Request ▸
Count lines holding the word "document". Only the number is wanted.

(Dataset rows)
----------------

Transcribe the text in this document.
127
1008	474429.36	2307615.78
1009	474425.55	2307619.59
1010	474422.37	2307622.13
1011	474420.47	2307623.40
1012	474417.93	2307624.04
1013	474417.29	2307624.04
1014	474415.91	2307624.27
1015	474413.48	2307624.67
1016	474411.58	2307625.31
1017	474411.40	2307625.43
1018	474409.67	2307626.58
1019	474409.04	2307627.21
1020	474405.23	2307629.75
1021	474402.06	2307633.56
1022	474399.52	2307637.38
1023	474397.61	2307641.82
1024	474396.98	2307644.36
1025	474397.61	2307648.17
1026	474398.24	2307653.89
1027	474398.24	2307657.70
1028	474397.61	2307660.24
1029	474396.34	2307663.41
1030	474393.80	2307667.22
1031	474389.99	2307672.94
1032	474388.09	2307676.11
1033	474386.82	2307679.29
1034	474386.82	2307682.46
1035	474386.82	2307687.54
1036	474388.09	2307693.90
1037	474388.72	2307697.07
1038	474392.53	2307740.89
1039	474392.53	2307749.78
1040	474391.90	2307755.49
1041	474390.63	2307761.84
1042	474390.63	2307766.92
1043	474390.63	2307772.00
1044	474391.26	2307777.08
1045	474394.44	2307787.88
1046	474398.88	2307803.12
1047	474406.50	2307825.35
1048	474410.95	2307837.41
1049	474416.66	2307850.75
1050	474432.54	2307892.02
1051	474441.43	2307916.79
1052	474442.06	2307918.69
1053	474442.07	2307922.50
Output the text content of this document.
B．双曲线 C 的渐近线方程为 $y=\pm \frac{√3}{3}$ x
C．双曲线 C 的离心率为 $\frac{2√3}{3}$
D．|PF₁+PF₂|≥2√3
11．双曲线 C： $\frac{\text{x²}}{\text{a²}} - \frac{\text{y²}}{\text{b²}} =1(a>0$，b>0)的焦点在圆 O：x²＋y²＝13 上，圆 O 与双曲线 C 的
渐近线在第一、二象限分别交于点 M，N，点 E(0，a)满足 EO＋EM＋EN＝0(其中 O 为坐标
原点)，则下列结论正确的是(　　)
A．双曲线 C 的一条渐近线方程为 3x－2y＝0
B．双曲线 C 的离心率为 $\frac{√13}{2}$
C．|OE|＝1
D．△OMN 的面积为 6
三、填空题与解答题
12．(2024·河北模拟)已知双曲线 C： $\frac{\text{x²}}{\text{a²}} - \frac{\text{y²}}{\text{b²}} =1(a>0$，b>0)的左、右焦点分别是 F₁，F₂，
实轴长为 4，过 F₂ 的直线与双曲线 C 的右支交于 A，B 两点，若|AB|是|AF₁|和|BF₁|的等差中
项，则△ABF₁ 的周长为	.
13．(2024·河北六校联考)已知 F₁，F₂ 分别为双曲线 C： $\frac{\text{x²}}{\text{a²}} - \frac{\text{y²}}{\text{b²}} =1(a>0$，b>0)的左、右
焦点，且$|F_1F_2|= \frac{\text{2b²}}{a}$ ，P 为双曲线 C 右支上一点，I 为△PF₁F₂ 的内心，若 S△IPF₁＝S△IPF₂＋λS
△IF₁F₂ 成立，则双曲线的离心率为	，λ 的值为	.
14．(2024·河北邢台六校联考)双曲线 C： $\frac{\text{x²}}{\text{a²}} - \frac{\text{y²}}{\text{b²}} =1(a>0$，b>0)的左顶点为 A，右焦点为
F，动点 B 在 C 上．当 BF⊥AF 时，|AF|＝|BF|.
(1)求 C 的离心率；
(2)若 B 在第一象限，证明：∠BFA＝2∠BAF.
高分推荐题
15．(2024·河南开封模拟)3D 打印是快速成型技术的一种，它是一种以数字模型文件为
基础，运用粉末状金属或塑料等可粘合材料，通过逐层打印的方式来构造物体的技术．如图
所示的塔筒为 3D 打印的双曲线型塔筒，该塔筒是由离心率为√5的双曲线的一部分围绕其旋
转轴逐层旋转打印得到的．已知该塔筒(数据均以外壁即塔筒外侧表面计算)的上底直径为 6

----------------

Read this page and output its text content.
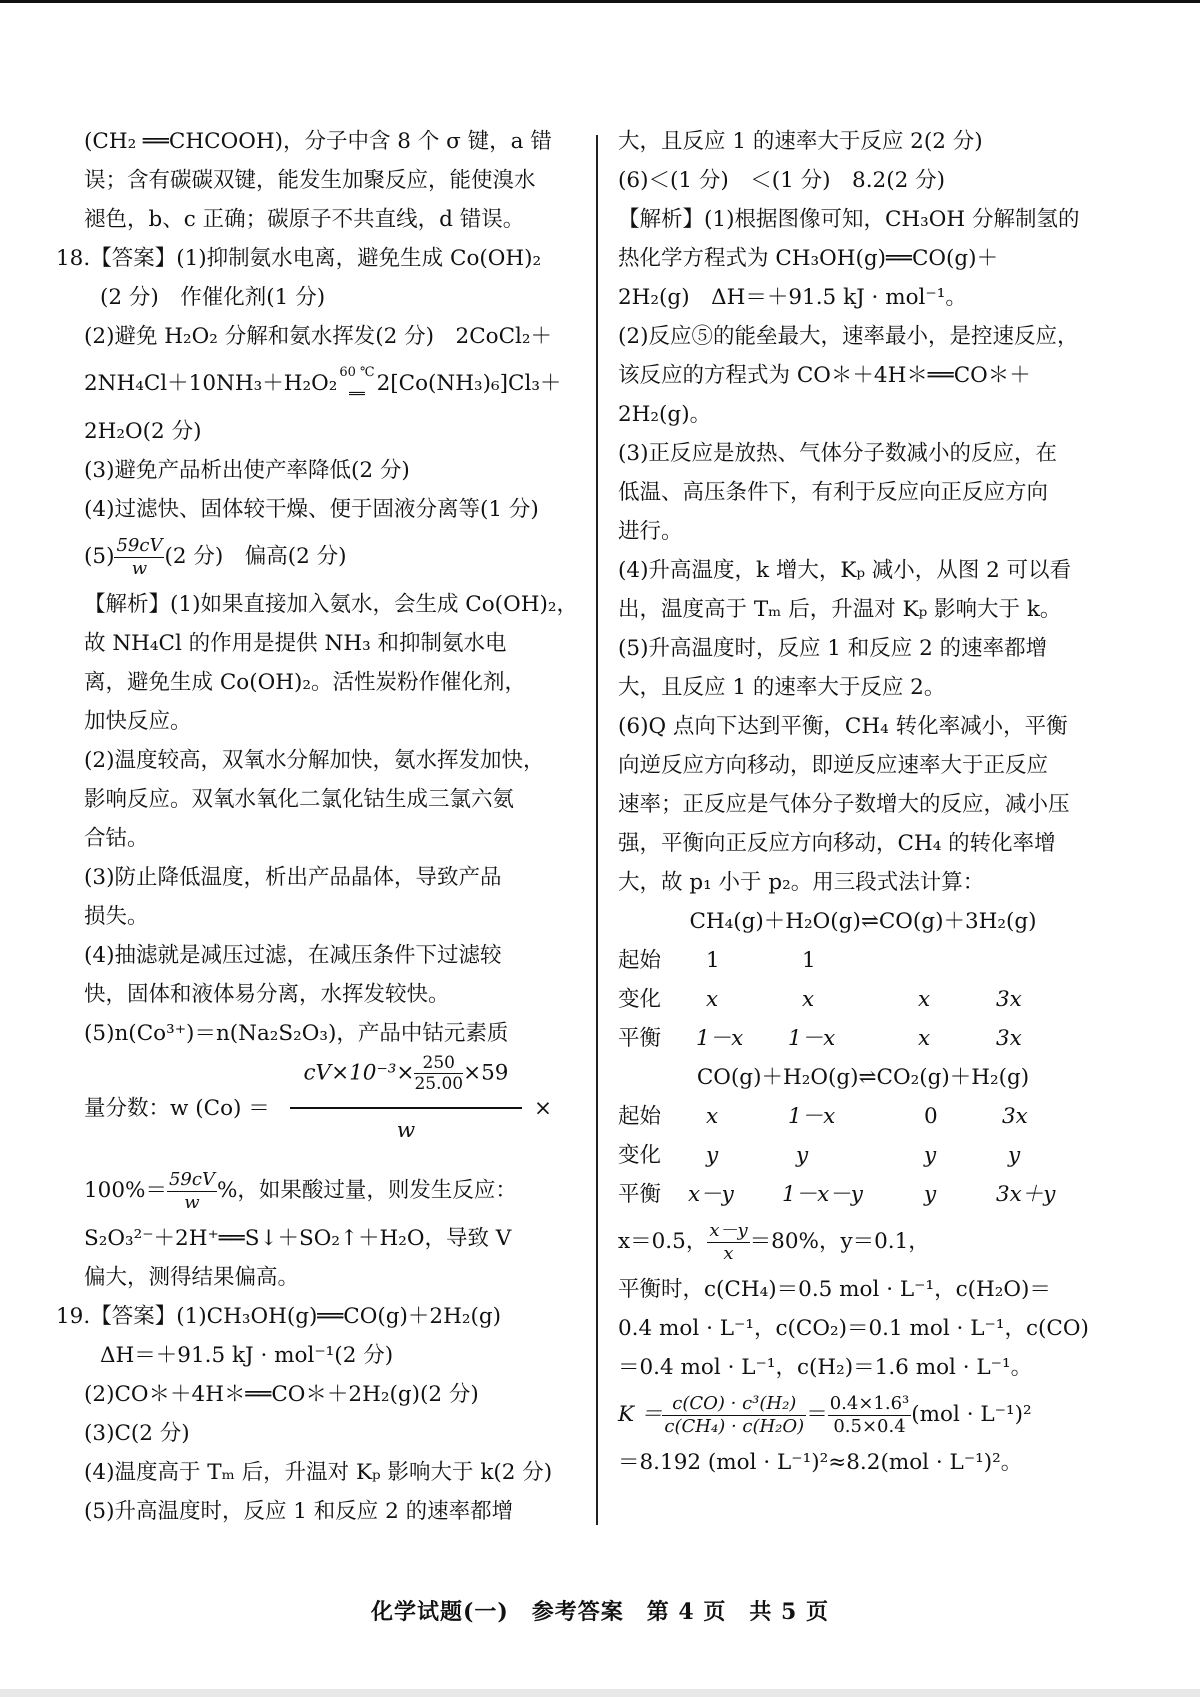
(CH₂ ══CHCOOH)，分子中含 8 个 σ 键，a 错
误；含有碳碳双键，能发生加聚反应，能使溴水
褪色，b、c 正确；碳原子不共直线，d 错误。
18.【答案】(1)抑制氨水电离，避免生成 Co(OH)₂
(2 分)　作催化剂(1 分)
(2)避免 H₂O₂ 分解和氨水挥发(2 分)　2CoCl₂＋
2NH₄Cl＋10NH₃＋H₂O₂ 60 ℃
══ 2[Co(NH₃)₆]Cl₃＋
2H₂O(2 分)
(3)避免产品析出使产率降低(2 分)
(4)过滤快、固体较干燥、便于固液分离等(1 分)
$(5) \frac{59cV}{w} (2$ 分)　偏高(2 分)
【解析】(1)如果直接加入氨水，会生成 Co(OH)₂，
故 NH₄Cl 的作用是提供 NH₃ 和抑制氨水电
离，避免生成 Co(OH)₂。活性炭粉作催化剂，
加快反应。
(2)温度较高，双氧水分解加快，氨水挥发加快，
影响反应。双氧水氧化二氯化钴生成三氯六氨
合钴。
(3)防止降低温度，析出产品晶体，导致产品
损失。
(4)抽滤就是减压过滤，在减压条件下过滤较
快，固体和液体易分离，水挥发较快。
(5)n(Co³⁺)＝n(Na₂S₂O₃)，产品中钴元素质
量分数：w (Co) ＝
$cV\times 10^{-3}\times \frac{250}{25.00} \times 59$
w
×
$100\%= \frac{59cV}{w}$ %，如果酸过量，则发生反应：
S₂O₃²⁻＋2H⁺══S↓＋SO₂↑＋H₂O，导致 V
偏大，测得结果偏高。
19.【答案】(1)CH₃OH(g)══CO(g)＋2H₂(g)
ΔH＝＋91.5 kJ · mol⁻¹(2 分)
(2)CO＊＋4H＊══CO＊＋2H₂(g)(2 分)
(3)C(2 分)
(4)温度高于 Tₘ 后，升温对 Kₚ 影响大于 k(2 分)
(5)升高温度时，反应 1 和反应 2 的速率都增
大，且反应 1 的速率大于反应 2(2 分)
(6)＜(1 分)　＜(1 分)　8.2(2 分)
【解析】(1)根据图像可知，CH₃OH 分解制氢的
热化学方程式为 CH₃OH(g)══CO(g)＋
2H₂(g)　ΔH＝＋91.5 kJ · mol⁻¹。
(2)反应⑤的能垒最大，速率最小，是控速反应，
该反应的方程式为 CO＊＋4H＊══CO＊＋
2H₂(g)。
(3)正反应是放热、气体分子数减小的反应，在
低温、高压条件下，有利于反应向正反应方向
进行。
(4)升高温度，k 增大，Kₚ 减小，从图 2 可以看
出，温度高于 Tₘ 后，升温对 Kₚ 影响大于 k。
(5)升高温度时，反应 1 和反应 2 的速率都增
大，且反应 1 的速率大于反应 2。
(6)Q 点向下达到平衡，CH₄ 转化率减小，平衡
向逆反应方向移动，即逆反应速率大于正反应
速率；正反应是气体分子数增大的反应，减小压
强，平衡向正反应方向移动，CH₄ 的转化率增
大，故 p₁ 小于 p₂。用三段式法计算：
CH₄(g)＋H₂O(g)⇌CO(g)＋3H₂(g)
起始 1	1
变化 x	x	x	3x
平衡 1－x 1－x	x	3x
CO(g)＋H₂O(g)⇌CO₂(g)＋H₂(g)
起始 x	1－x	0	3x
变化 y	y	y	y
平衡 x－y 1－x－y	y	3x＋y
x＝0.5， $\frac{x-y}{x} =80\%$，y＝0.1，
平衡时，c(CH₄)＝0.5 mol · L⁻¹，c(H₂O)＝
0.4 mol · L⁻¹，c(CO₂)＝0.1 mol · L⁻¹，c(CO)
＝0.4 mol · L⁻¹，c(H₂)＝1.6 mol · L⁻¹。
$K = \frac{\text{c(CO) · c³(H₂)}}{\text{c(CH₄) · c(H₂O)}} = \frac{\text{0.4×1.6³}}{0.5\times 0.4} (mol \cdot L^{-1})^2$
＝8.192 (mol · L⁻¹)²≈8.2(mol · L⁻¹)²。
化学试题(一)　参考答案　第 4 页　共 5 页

----------------

Answer to this task ▸
2